Description of the task: Read the material below and tally how many lines hold the word "Start", giving the number and nothing else.

Records for the task:
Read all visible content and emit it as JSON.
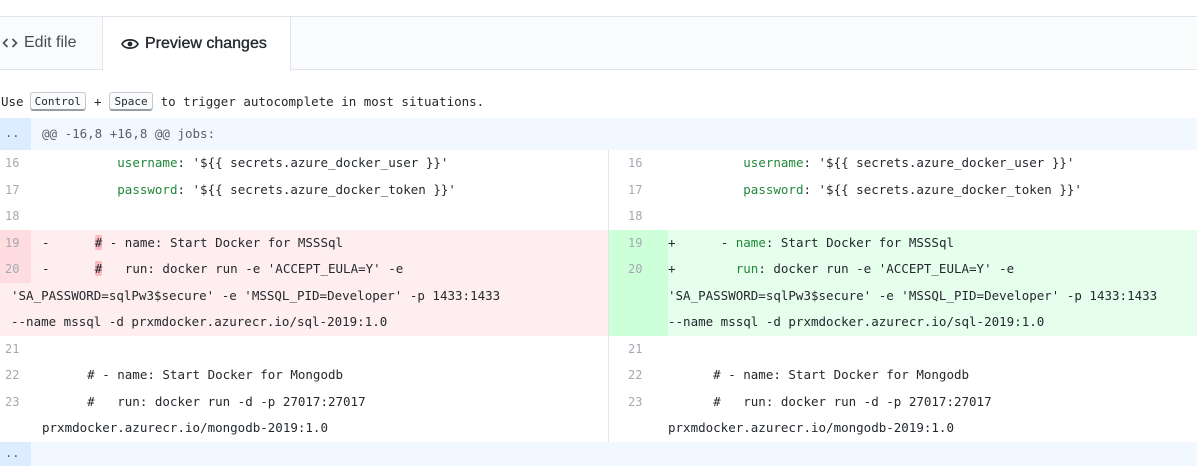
{
  "tabs": {
    "edit": {
      "label": "Edit file",
      "icon": "code-icon"
    },
    "preview": {
      "label": "Preview changes",
      "icon": "eye-icon"
    }
  },
  "hint": {
    "use": "Use",
    "key1": "Control",
    "plus": "+",
    "key2": "Space",
    "rest": "to trigger autocomplete in most situations."
  },
  "diff": {
    "hunk_expand": "..",
    "hunk_header": "@@ -16,8 +16,8 @@ jobs:",
    "bottom_expand": "..",
    "lines": {
      "l16": {
        "num": "16",
        "indent": "          ",
        "key": "username",
        "rest": ": '${{ secrets.azure_docker_user }}'"
      },
      "l17": {
        "num": "17",
        "indent": "          ",
        "key": "password",
        "rest": ": '${{ secrets.azure_docker_token }}'"
      },
      "l18": {
        "num": "18"
      },
      "l19": {
        "num": "19",
        "del_prefix": "-      ",
        "del_hash": "#",
        "del_rest": " - name: Start Docker for MSSSql",
        "add_prefix": "+      ",
        "add_dash": "- ",
        "add_key": "name",
        "add_rest": ": Start Docker for MSSSql"
      },
      "l20": {
        "num": "20",
        "del_prefix": "-      ",
        "del_hash": "#",
        "del_rest": "   run: docker run -e 'ACCEPT_EULA=Y' -e",
        "add_prefix": "+        ",
        "add_key": "run",
        "add_rest": ": docker run -e 'ACCEPT_EULA=Y' -e"
      },
      "l20b": "'SA_PASSWORD=sqlPw3$secure' -e 'MSSQL_PID=Developer' -p 1433:1433",
      "l20c": "--name mssql -d prxmdocker.azurecr.io/sql-2019:1.0",
      "l21": {
        "num": "21"
      },
      "l22": {
        "num": "22",
        "text": "      # - name: Start Docker for Mongodb"
      },
      "l23": {
        "num": "23",
        "text": "      #   run: docker run -d -p 27017:27017"
      },
      "l23b": "prxmdocker.azurecr.io/mongodb-2019:1.0"
    }
  },
  "colors": {
    "del_bg": "#ffeef0",
    "add_bg": "#e6ffed",
    "hunk_bg": "#f1f8ff"
  }
}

Completed exercise: 3